**WRITTEN REQUEST:** Extract every line that contains the string "Width".

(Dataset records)
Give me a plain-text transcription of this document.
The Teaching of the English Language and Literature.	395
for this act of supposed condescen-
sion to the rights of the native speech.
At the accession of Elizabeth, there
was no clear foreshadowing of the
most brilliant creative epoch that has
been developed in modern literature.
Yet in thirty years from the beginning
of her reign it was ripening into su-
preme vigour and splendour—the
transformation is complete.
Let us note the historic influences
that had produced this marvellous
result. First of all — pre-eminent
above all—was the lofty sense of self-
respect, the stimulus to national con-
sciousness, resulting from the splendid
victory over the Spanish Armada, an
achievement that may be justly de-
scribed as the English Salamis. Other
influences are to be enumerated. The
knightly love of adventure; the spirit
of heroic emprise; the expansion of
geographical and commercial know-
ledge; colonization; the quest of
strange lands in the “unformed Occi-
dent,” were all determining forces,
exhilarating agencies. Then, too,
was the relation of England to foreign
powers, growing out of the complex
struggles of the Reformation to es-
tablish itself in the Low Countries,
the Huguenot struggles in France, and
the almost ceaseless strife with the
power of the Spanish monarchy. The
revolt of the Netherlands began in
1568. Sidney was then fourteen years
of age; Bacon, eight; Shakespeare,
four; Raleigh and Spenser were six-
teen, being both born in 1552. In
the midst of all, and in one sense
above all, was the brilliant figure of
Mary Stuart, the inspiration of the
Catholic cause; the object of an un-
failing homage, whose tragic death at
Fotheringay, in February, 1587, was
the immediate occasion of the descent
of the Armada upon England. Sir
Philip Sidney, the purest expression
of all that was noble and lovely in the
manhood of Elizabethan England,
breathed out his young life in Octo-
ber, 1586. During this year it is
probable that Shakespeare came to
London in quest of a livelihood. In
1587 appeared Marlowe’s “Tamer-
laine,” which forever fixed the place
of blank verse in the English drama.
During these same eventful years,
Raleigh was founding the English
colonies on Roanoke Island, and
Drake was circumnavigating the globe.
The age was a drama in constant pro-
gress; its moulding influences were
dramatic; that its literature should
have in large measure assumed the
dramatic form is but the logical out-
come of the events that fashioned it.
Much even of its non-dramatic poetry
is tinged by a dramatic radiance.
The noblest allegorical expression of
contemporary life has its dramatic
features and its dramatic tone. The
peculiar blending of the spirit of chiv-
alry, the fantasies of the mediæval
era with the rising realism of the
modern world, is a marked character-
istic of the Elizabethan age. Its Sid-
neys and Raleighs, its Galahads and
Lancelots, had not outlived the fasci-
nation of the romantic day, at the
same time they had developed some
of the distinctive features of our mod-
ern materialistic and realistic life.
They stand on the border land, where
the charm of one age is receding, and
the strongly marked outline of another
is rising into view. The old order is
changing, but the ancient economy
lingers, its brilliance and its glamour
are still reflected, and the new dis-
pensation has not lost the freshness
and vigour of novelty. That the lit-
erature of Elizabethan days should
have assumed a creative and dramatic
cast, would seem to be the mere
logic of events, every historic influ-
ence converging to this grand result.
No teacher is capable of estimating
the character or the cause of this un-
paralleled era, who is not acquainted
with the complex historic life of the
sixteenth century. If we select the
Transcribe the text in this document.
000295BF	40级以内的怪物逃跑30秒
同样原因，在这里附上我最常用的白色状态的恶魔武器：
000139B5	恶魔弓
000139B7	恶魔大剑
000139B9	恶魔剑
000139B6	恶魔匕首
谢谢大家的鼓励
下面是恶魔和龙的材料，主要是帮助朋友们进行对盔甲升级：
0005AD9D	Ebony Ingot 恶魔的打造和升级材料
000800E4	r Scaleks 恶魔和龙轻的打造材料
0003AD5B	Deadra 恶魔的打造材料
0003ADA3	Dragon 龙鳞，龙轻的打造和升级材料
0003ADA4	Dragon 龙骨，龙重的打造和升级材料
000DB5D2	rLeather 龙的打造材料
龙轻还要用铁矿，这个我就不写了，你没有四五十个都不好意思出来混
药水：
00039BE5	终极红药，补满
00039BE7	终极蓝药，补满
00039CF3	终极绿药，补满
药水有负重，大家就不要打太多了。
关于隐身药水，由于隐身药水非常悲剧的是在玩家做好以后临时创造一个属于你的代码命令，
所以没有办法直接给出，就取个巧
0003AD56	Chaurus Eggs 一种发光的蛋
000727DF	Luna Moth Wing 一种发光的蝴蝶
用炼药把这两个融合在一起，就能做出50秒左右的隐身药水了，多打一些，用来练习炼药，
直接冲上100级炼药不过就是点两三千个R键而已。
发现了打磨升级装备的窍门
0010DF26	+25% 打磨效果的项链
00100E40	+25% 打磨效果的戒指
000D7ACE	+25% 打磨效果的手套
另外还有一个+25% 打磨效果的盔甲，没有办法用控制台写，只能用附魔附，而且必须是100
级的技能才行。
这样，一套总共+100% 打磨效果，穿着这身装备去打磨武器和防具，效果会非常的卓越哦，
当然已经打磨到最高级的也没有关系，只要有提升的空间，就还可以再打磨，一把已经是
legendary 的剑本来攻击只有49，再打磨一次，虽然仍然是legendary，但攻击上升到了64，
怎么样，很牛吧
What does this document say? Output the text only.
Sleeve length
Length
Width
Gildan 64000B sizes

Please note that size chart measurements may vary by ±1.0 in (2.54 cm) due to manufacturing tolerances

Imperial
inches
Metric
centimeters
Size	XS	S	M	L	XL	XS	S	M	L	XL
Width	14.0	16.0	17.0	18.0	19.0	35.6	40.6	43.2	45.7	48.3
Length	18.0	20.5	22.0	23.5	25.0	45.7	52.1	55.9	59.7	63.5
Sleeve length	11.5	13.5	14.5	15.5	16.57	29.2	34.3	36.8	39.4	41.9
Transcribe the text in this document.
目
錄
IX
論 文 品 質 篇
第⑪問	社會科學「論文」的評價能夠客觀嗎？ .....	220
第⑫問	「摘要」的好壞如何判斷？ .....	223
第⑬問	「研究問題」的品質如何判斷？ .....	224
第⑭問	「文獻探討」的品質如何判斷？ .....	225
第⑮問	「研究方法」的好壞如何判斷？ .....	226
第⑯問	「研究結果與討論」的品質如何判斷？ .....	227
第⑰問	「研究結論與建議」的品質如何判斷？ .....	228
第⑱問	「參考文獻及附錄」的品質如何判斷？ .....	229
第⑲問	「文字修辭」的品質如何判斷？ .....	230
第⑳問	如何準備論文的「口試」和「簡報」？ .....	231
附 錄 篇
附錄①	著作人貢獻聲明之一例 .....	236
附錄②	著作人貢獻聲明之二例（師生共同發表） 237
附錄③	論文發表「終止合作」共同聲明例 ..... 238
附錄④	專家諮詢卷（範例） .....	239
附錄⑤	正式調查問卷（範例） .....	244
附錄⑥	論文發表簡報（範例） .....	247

**ANSWER TO THE PROBLEM:**
Width
Width	14.0	16.0	17.0	18.0	19.0	35.6	40.6	43.2	45.7	48.3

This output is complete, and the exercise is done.